* **Collection entries**
↓
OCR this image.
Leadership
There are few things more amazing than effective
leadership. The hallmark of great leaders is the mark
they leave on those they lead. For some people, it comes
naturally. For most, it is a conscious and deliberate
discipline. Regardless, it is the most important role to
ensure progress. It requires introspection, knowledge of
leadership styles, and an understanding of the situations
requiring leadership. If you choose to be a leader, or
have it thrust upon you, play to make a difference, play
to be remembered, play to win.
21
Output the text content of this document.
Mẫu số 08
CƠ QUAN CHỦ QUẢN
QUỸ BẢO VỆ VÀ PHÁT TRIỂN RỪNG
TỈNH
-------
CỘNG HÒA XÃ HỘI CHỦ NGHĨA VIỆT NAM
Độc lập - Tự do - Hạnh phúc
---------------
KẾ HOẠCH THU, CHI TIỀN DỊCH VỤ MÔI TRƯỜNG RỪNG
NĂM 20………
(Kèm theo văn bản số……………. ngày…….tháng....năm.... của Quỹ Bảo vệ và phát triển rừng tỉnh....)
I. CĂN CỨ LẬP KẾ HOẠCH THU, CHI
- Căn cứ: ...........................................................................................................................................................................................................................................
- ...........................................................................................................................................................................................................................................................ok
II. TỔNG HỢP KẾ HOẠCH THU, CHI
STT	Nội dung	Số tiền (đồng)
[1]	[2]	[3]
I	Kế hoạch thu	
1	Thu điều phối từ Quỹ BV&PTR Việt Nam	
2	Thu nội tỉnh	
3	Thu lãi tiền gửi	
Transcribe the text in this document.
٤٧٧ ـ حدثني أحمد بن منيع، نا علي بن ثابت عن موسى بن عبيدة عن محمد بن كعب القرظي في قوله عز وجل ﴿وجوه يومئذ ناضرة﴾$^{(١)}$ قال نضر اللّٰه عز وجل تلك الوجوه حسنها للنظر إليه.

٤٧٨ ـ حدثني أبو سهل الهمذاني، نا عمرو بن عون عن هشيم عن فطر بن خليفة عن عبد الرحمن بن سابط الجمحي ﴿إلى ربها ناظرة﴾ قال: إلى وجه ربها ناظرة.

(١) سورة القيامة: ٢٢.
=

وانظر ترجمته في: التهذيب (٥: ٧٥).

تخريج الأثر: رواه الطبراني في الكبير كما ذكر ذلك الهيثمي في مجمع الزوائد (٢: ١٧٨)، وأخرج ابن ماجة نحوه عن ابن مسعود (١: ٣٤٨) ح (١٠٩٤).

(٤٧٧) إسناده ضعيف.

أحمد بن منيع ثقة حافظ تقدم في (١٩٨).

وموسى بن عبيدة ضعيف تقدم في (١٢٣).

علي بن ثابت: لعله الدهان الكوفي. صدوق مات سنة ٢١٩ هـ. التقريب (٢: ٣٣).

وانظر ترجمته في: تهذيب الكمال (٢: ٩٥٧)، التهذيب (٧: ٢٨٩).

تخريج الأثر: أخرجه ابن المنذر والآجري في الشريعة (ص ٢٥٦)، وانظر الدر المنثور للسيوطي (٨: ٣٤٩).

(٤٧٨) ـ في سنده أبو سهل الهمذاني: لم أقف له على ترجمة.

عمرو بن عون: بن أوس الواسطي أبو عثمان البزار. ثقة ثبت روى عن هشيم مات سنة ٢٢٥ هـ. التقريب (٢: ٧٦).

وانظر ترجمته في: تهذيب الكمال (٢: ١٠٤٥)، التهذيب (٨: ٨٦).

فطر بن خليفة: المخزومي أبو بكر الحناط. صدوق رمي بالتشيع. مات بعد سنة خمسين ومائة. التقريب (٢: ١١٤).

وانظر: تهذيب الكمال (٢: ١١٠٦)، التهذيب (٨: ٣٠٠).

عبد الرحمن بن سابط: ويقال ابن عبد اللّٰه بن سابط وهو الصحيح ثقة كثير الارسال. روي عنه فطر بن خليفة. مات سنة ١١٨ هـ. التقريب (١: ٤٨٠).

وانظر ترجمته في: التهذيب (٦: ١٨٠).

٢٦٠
↑
* **AIM**
Select the lines that carry the string "هشيم" and copy them.

* **THE COMPLETED TASK**
٤٧٨ ـ حدثني أبو سهل الهمذاني، نا عمرو بن عون عن هشيم عن فطر بن خليفة عن عبد الرحمن بن سابط الجمحي ﴿إلى ربها ناظرة﴾ قال: إلى وجه ربها ناظرة.
عمرو بن عون: بن أوس الواسطي أبو عثمان البزار. ثقة ثبت روى عن هشيم مات سنة ٢٢٥ هـ. التقريب (٢: ٧٦).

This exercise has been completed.